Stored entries
[Start]

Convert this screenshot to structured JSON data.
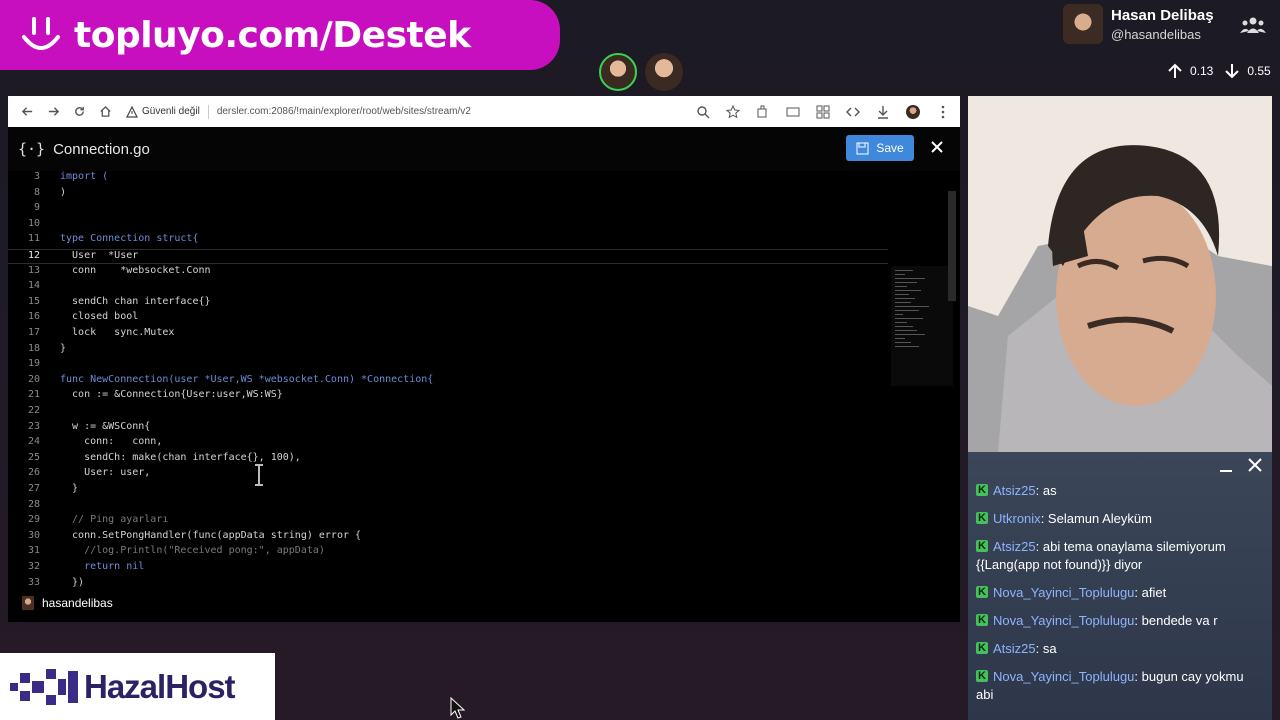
{
  "banner": {
    "text": "topluyo.com/Destek",
    "icon": "smiley-icon"
  },
  "streamer": {
    "name": "Hasan Delibaş",
    "handle": "@hasandelibas"
  },
  "stats": {
    "upload": "0.13",
    "download": "0.55"
  },
  "browser": {
    "insecure_label": "Güvenli değil",
    "url": "dersler.com:2086/!main/explorer/root/web/sites/stream/v2"
  },
  "editor": {
    "file_name": "Connection.go",
    "save_label": "Save",
    "active_line": "12",
    "lines": [
      {
        "n": "3",
        "t": "import ("
      },
      {
        "n": "8",
        "t": ")"
      },
      {
        "n": "9",
        "t": ""
      },
      {
        "n": "10",
        "t": ""
      },
      {
        "n": "11",
        "t": "type Connection struct{"
      },
      {
        "n": "12",
        "t": "  User  *User"
      },
      {
        "n": "13",
        "t": "  conn    *websocket.Conn"
      },
      {
        "n": "14",
        "t": ""
      },
      {
        "n": "15",
        "t": "  sendCh chan interface{}"
      },
      {
        "n": "16",
        "t": "  closed bool"
      },
      {
        "n": "17",
        "t": "  lock   sync.Mutex"
      },
      {
        "n": "18",
        "t": "}"
      },
      {
        "n": "19",
        "t": ""
      },
      {
        "n": "20",
        "t": "func NewConnection(user *User,WS *websocket.Conn) *Connection{"
      },
      {
        "n": "21",
        "t": "  con := &Connection{User:user,WS:WS}"
      },
      {
        "n": "22",
        "t": ""
      },
      {
        "n": "23",
        "t": "  w := &WSConn{"
      },
      {
        "n": "24",
        "t": "    conn:   conn,"
      },
      {
        "n": "25",
        "t": "    sendCh: make(chan interface{}, 100),"
      },
      {
        "n": "26",
        "t": "    User: user,"
      },
      {
        "n": "27",
        "t": "  }"
      },
      {
        "n": "28",
        "t": ""
      },
      {
        "n": "29",
        "t": "  // Ping ayarları"
      },
      {
        "n": "30",
        "t": "  conn.SetPongHandler(func(appData string) error {"
      },
      {
        "n": "31",
        "t": "    //log.Println(\"Received pong:\", appData)"
      },
      {
        "n": "32",
        "t": "    return nil"
      },
      {
        "n": "33",
        "t": "  })"
      }
    ],
    "presenter": "hasandelibas"
  },
  "chat": {
    "messages": [
      {
        "user": "Atsiz25",
        "text": "as"
      },
      {
        "user": "Utkronix",
        "text": "Selamun Aleyküm"
      },
      {
        "user": "Atsiz25",
        "text": "abi tema onaylama silemiyorum {{Lang(app not found)}} diyor"
      },
      {
        "user": "Nova_Yayinci_Toplulugu",
        "text": "afiet"
      },
      {
        "user": "Nova_Yayinci_Toplulugu",
        "text": "bendede va r"
      },
      {
        "user": "Atsiz25",
        "text": "sa"
      },
      {
        "user": "Nova_Yayinci_Toplulugu",
        "text": "bugun cay yokmu abi"
      }
    ]
  },
  "sponsor": {
    "name": "HazalHost"
  }
}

[End]

Task statement:
Copy out every line that includes the word "chan".

Solution to this task:
        "t": "  sendCh chan interface{}"
        "t": "    sendCh: make(chan interface{}, 100),"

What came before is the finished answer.